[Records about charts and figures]
[Start]

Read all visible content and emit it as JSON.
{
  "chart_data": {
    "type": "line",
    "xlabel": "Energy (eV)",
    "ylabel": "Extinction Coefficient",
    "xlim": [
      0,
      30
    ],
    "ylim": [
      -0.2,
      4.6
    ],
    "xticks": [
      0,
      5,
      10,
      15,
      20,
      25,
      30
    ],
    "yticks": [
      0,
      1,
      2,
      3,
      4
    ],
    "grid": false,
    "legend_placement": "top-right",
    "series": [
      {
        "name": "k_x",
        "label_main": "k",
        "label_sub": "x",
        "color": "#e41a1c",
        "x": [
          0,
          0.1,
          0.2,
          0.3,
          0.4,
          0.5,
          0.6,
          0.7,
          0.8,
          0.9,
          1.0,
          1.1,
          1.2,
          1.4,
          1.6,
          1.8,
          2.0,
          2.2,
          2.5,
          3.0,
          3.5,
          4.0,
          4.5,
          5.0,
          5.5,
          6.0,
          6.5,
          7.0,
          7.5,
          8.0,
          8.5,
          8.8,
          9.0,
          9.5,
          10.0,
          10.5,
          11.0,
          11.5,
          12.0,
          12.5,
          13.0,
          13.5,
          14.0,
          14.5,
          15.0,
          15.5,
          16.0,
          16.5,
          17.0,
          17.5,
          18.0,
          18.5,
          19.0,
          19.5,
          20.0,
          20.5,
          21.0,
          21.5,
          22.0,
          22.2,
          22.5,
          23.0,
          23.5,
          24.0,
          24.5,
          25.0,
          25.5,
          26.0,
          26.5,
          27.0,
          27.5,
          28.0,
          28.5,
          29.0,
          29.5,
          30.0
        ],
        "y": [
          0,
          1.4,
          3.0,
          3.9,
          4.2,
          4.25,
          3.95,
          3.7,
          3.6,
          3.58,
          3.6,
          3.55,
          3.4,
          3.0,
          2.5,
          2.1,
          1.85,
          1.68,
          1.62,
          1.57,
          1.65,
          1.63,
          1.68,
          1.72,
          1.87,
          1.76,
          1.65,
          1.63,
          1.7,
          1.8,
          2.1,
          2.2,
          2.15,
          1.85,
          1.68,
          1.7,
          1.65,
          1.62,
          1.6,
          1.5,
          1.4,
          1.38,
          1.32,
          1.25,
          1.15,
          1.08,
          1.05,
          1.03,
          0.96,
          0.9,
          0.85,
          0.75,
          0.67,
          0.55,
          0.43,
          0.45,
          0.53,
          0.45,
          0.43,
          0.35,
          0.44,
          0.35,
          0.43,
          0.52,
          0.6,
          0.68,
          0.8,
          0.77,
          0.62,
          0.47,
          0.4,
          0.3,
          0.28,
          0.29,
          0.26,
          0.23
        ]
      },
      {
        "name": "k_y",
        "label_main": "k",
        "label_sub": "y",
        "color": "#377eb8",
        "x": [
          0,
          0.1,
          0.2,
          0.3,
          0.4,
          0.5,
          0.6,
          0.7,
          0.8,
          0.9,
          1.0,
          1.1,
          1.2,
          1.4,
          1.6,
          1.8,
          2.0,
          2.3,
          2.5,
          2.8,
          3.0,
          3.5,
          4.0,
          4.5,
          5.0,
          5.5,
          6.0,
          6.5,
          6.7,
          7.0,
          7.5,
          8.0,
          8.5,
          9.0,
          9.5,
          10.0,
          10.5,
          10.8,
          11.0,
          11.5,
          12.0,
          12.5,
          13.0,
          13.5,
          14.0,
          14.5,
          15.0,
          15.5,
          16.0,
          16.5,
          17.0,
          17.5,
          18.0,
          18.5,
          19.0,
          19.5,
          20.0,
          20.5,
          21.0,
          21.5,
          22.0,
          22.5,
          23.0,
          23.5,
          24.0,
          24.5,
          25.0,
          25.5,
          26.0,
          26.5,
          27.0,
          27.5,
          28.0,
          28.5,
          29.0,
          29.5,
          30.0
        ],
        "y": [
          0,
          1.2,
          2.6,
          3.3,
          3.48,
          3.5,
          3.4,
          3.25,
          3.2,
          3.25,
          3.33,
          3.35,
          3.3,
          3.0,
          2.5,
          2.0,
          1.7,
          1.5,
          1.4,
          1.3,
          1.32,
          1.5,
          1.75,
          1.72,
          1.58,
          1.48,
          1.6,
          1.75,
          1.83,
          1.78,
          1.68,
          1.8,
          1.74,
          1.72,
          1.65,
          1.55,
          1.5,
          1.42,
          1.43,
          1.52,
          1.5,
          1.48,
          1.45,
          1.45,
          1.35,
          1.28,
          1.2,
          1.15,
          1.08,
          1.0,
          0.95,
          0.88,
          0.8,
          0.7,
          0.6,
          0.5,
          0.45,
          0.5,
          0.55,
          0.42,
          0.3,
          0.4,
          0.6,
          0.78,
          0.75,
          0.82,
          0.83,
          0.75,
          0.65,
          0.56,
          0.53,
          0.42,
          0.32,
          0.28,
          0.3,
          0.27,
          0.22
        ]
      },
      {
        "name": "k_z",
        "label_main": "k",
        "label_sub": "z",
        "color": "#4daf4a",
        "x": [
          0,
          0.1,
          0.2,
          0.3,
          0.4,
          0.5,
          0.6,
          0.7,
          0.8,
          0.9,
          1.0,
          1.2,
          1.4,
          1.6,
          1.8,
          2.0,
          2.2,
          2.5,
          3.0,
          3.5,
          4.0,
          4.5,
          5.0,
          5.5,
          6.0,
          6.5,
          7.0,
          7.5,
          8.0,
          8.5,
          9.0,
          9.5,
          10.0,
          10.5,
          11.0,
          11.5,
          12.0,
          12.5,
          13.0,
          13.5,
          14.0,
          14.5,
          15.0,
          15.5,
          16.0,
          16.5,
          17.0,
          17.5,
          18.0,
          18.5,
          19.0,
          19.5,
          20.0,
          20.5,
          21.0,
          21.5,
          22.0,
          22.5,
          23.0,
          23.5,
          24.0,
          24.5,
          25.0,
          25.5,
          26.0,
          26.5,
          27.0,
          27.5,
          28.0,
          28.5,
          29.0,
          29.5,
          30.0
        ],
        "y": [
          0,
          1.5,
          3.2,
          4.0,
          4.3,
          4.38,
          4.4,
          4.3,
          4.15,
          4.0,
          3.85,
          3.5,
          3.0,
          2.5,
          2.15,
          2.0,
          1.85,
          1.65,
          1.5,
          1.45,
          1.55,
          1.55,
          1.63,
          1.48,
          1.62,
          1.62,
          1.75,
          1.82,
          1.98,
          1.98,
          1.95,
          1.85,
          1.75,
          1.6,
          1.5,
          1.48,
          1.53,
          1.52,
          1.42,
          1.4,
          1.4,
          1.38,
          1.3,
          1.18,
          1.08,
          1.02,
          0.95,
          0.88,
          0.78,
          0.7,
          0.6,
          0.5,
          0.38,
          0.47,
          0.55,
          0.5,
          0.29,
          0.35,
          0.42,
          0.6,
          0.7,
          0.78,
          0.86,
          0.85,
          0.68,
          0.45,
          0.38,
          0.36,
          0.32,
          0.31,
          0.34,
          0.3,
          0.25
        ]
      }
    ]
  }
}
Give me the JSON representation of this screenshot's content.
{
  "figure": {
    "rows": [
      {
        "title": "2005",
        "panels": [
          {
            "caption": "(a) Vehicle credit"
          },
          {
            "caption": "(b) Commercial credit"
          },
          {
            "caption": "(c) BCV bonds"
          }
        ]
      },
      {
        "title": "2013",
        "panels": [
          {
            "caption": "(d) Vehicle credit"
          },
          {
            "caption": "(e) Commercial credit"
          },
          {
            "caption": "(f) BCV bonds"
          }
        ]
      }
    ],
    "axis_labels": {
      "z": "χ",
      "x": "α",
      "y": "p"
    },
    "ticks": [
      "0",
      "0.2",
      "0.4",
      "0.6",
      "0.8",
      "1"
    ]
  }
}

[End]

Given instruction = Quote the listing in full, please, keeping every line exact.

The result =
Read all visible content and emit it as JSON.
{
  "chart_data": {
    "type": "line",
    "xlabel": "Energy (eV)",
    "ylabel": "Extinction Coefficient",
    "xlim": [
      0,
      30
    ],
    "ylim": [
      -0.2,
      4.6
    ],
    "xticks": [
      0,
      5,
      10,
      15,
      20,
      25,
      30
    ],
    "yticks": [
      0,
      1,
      2,
      3,
      4
    ],
    "grid": false,
    "legend_placement": "top-right",
    "series": [
      {
        "name": "k_x",
        "label_main": "k",
        "label_sub": "x",
        "color": "#e41a1c",
        "x": [
          0,
          0.1,
          0.2,
          0.3,
          0.4,
          0.5,
          0.6,
          0.7,
          0.8,
          0.9,
          1.0,
          1.1,
          1.2,
          1.4,
          1.6,
          1.8,
          2.0,
          2.2,
          2.5,
          3.0,
          3.5,
          4.0,
          4.5,
          5.0,
          5.5,
          6.0,
          6.5,
          7.0,
          7.5,
          8.0,
          8.5,
          8.8,
          9.0,
          9.5,
          10.0,
          10.5,
          11.0,
          11.5,
          12.0,
          12.5,
          13.0,
          13.5,
          14.0,
          14.5,
          15.0,
          15.5,
          16.0,
          16.5,
          17.0,
          17.5,
          18.0,
          18.5,
          19.0,
          19.5,
          20.0,
          20.5,
          21.0,
          21.5,
          22.0,
          22.2,
          22.5,
          23.0,
          23.5,
          24.0,
          24.5,
          25.0,
          25.5,
          26.0,
          26.5,
          27.0,
          27.5,
          28.0,
          28.5,
          29.0,
          29.5,
          30.0
        ],
        "y": [
          0,
          1.4,
          3.0,
          3.9,
          4.2,
          4.25,
          3.95,
          3.7,
          3.6,
          3.58,
          3.6,
          3.55,
          3.4,
          3.0,
          2.5,
          2.1,
          1.85,
          1.68,
          1.62,
          1.57,
          1.65,
          1.63,
          1.68,
          1.72,
          1.87,
          1.76,
          1.65,
          1.63,
          1.7,
          1.8,
          2.1,
          2.2,
          2.15,
          1.85,
          1.68,
          1.7,
          1.65,
          1.62,
          1.6,
          1.5,
          1.4,
          1.38,
          1.32,
          1.25,
          1.15,
          1.08,
          1.05,
          1.03,
          0.96,
          0.9,
          0.85,
          0.75,
          0.67,
          0.55,
          0.43,
          0.45,
          0.53,
          0.45,
          0.43,
          0.35,
          0.44,
          0.35,
          0.43,
          0.52,
          0.6,
          0.68,
          0.8,
          0.77,
          0.62,
          0.47,
          0.4,
          0.3,
          0.28,
          0.29,
          0.26,
          0.23
        ]
      },
      {
        "name": "k_y",
        "label_main": "k",
        "label_sub": "y",
        "color": "#377eb8",
        "x": [
          0,
          0.1,
          0.2,
          0.3,
          0.4,
          0.5,
          0.6,
          0.7,
          0.8,
          0.9,
          1.0,
          1.1,
          1.2,
          1.4,
          1.6,
          1.8,
          2.0,
          2.3,
          2.5,
          2.8,
          3.0,
          3.5,
          4.0,
          4.5,
          5.0,
          5.5,
          6.0,
          6.5,
          6.7,
          7.0,
          7.5,
          8.0,
          8.5,
          9.0,
          9.5,
          10.0,
          10.5,
          10.8,
          11.0,
          11.5,
          12.0,
          12.5,
          13.0,
          13.5,
          14.0,
          14.5,
          15.0,
          15.5,
          16.0,
          16.5,
          17.0,
          17.5,
          18.0,
          18.5,
          19.0,
          19.5,
          20.0,
          20.5,
          21.0,
          21.5,
          22.0,
          22.5,
          23.0,
          23.5,
          24.0,
          24.5,
          25.0,
          25.5,
          26.0,
          26.5,
          27.0,
          27.5,
          28.0,
          28.5,
          29.0,
          29.5,
          30.0
        ],
        "y": [
          0,
          1.2,
          2.6,
          3.3,
          3.48,
          3.5,
          3.4,
          3.25,
          3.2,
          3.25,
          3.33,
          3.35,
          3.3,
          3.0,
          2.5,
          2.0,
          1.7,
          1.5,
          1.4,
          1.3,
          1.32,
          1.5,
          1.75,
          1.72,
          1.58,
          1.48,
          1.6,
          1.75,
          1.83,
          1.78,
          1.68,
          1.8,
          1.74,
          1.72,
          1.65,
          1.55,
          1.5,
          1.42,
          1.43,
          1.52,
          1.5,
          1.48,
          1.45,
          1.45,
          1.35,
          1.28,
          1.2,
          1.15,
          1.08,
          1.0,
          0.95,
          0.88,
          0.8,
          0.7,
          0.6,
          0.5,
          0.45,
          0.5,
          0.55,
          0.42,
          0.3,
          0.4,
          0.6,
          0.78,
          0.75,
          0.82,
          0.83,
          0.75,
          0.65,
          0.56,
          0.53,
          0.42,
          0.32,
          0.28,
          0.3,
          0.27,
          0.22
        ]
      },
      {
        "name": "k_z",
        "label_main": "k",
        "label_sub": "z",
        "color": "#4daf4a",
        "x": [
          0,
          0.1,
          0.2,
          0.3,
          0.4,
          0.5,
          0.6,
          0.7,
          0.8,
          0.9,
          1.0,
          1.2,
          1.4,
          1.6,
          1.8,
          2.0,
          2.2,
          2.5,
          3.0,
          3.5,
          4.0,
          4.5,
          5.0,
          5.5,
          6.0,
          6.5,
          7.0,
          7.5,
          8.0,
          8.5,
          9.0,
          9.5,
          10.0,
          10.5,
          11.0,
          11.5,
          12.0,
          12.5,
          13.0,
          13.5,
          14.0,
          14.5,
          15.0,
          15.5,
          16.0,
          16.5,
          17.0,
          17.5,
          18.0,
          18.5,
          19.0,
          19.5,
          20.0,
          20.5,
          21.0,
          21.5,
          22.0,
          22.5,
          23.0,
          23.5,
          24.0,
          24.5,
          25.0,
          25.5,
          26.0,
          26.5,
          27.0,
          27.5,
          28.0,
          28.5,
          29.0,
          29.5,
          30.0
        ],
        "y": [
          0,
          1.5,
          3.2,
          4.0,
          4.3,
          4.38,
          4.4,
          4.3,
          4.15,
          4.0,
          3.85,
          3.5,
          3.0,
          2.5,
          2.15,
          2.0,
          1.85,
          1.65,
          1.5,
          1.45,
          1.55,
          1.55,
          1.63,
          1.48,
          1.62,
          1.62,
          1.75,
          1.82,
          1.98,
          1.98,
          1.95,
          1.85,
          1.75,
          1.6,
          1.5,
          1.48,
          1.53,
          1.52,
          1.42,
          1.4,
          1.4,
          1.38,
          1.3,
          1.18,
          1.08,
          1.02,
          0.95,
          0.88,
          0.78,
          0.7,
          0.6,
          0.5,
          0.38,
          0.47,
          0.55,
          0.5,
          0.29,
          0.35,
          0.42,
          0.6,
          0.7,
          0.78,
          0.86,
          0.85,
          0.68,
          0.45,
          0.38,
          0.36,
          0.32,
          0.31,
          0.34,
          0.3,
          0.25
        ]
      }
    ]
  }
}
Give me the JSON representation of this screenshot's content.
{
  "figure": {
    "rows": [
      {
        "title": "2005",
        "panels": [
          {
            "caption": "(a) Vehicle credit"
          },
          {
            "caption": "(b) Commercial credit"
          },
          {
            "caption": "(c) BCV bonds"
          }
        ]
      },
      {
        "title": "2013",
        "panels": [
          {
            "caption": "(d) Vehicle credit"
          },
          {
            "caption": "(e) Commercial credit"
          },
          {
            "caption": "(f) BCV bonds"
          }
        ]
      }
    ],
    "axis_labels": {
      "z": "χ",
      "x": "α",
      "y": "p"
    },
    "ticks": [
      "0",
      "0.2",
      "0.4",
      "0.6",
      "0.8",
      "1"
    ]
  }
}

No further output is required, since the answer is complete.